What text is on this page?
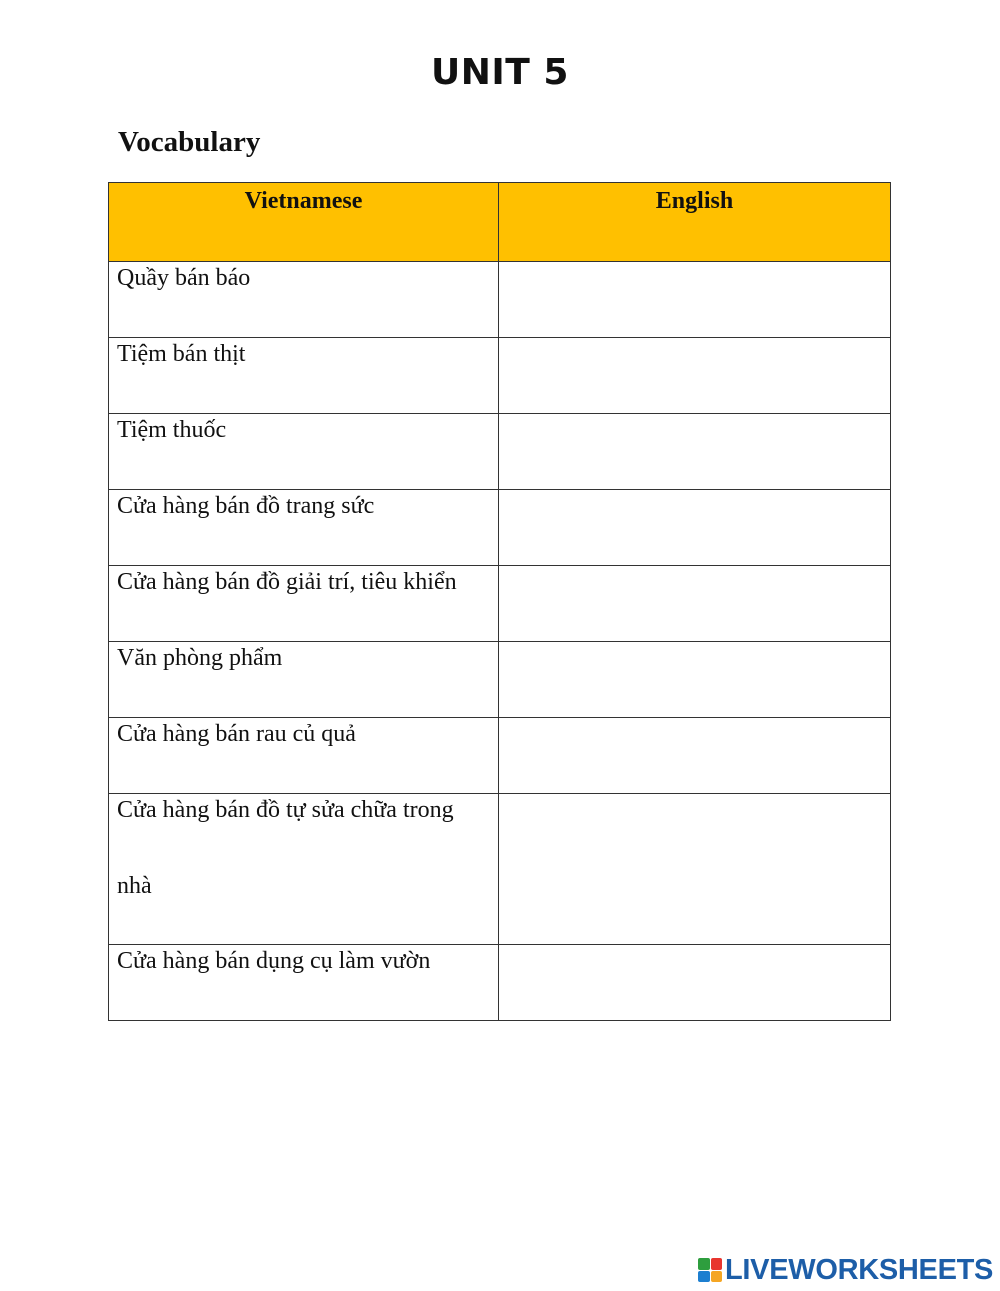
UNIT 5
Vocabulary
Vietnamese	English

Quầy bán báo	

Tiệm bán thịt	

Tiệm thuốc	

Cửa hàng bán đồ trang sức	

Cửa hàng bán đồ giải trí, tiêu khiển	

Văn phòng phẩm	

Cửa hàng bán rau củ quả	

Cửa hàng bán đồ tự sửa chữa trong nhà	

Cửa hàng bán dụng cụ làm vườn	

LIVEWORKSHEETS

☆ ☆ ☆

- Problem:
Give the material again exactly as it is, but keep the pictures out.

- Task response:
What text is on this page?
UNIT 5
Vocabulary
Vietnamese	English

Quầy bán báo	

Tiệm bán thịt	

Tiệm thuốc	

Cửa hàng bán đồ trang sức	

Cửa hàng bán đồ giải trí, tiêu khiển	

Văn phòng phẩm	

Cửa hàng bán rau củ quả	

Cửa hàng bán đồ tự sửa chữa trong nhà	

Cửa hàng bán dụng cụ làm vườn	

LIVEWORKSHEETS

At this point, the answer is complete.